_Exercise aim_
Tally the lines that contain "Yakalama" and report the total alone.

++++ Data records

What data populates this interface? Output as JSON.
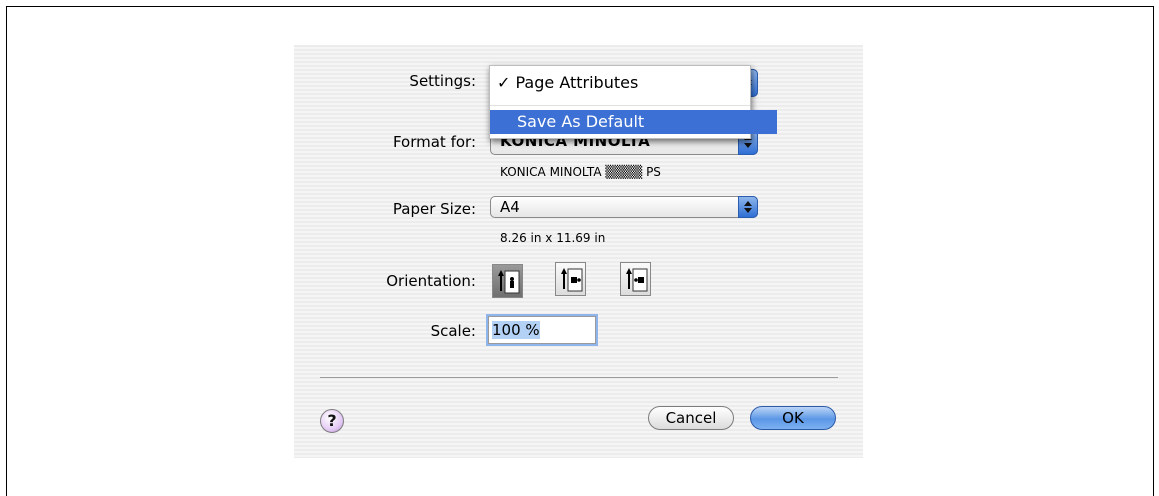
{
  "settings": {
    "label": "Settings:",
    "menu": {
      "checked_item": "Page Attributes",
      "highlighted_item": "Save As Default"
    }
  },
  "format_for": {
    "label": "Format for:",
    "value": "KONICA MINOLTA",
    "printer_desc": "KONICA MINOLTA ▒▒▒▒ PS"
  },
  "paper_size": {
    "label": "Paper Size:",
    "value": "A4",
    "dimensions": "8.26 in x 11.69 in"
  },
  "orientation": {
    "label": "Orientation:",
    "options": [
      "portrait",
      "landscape-left",
      "landscape-right"
    ],
    "selected": "portrait"
  },
  "scale": {
    "label": "Scale:",
    "value": "100 %"
  },
  "buttons": {
    "help": "?",
    "cancel": "Cancel",
    "ok": "OK"
  },
  "colors": {
    "highlight": "#3d70d4",
    "default_button": "#5b97e6"
  }
}
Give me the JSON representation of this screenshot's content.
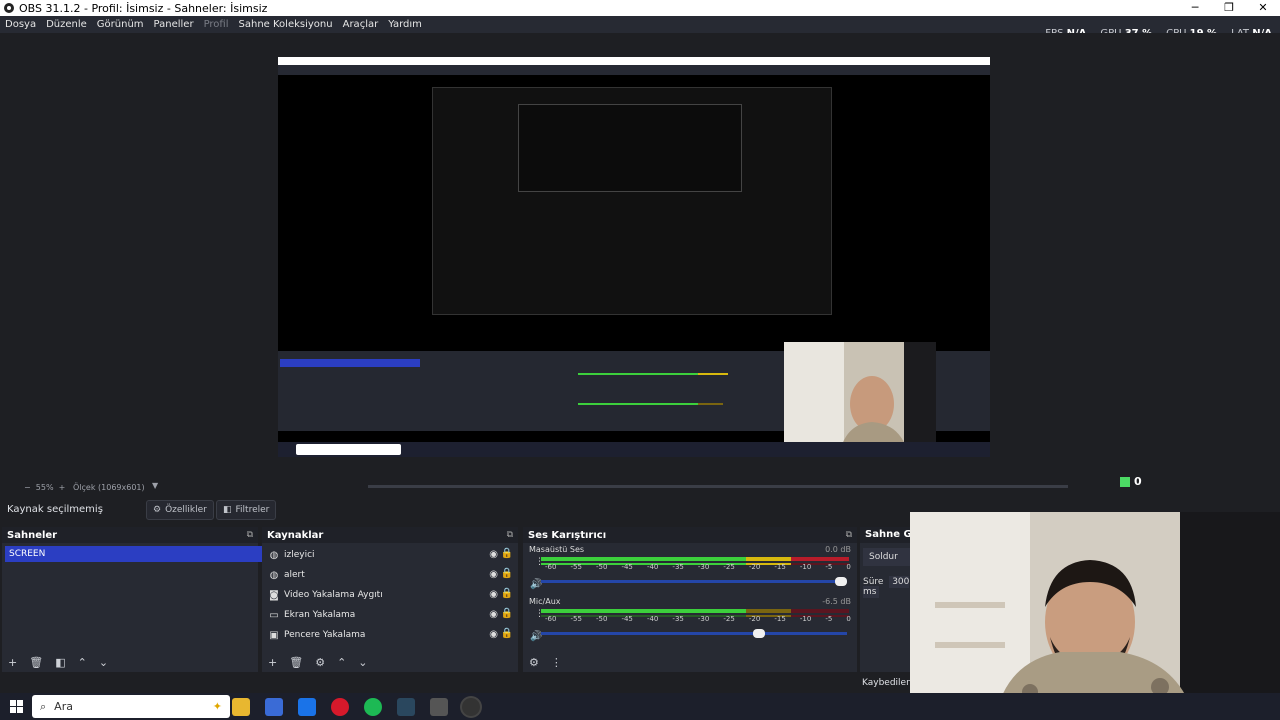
{
  "window": {
    "title": "OBS 31.1.2 - Profil: İsimsiz - Sahneler: İsimsiz"
  },
  "menu": [
    "Dosya",
    "Düzenle",
    "Görünüm",
    "Paneller",
    "Profil",
    "Sahne Koleksiyonu",
    "Araçlar",
    "Yardım"
  ],
  "stats": {
    "fps_label": "FPS",
    "fps": "N/A",
    "gpu_label": "GPU",
    "gpu": "37 %",
    "cpu_label": "CPU",
    "cpu": "19 %",
    "lat_label": "LAT",
    "lat": "N/A"
  },
  "zoom": {
    "percent": "55%",
    "scale": "Ölçek (1069x601)"
  },
  "badge_count": "0",
  "source_toolbar": {
    "no_source": "Kaynak seçilmemiş",
    "properties": "Özellikler",
    "filters": "Filtreler"
  },
  "scenes": {
    "title": "Sahneler",
    "items": [
      "SCREEN"
    ]
  },
  "sources": {
    "title": "Kaynaklar",
    "items": [
      {
        "label": "izleyici",
        "icon": "globe-icon"
      },
      {
        "label": "alert",
        "icon": "globe-icon"
      },
      {
        "label": "Video Yakalama Aygıtı",
        "icon": "camera-icon"
      },
      {
        "label": "Ekran Yakalama",
        "icon": "monitor-icon"
      },
      {
        "label": "Pencere Yakalama",
        "icon": "window-icon"
      }
    ]
  },
  "mixer": {
    "title": "Ses Karıştırıcı",
    "ticks": [
      "-60",
      "-55",
      "-50",
      "-45",
      "-40",
      "-35",
      "-30",
      "-25",
      "-20",
      "-15",
      "-10",
      "-5",
      "0"
    ],
    "channels": [
      {
        "name": "Masaüstü Ses",
        "db": "0.0 dB",
        "level": 1.0
      },
      {
        "name": "Mic/Aux",
        "db": "-6.5 dB",
        "level": 0.72
      }
    ]
  },
  "transitions": {
    "title": "Sahne Geçişleri",
    "type": "Soldur",
    "duration_label": "Süre",
    "duration": "300 ms"
  },
  "status": {
    "lost_frames": "Kaybedilen Kareler"
  },
  "taskbar": {
    "search_placeholder": "Ara"
  },
  "colors": {
    "accent": "#2b3ec2",
    "meter_green": "#3cd03c",
    "meter_yellow": "#d7b90e",
    "meter_red": "#b81c2a"
  }
}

++++++++

_Full answer_
3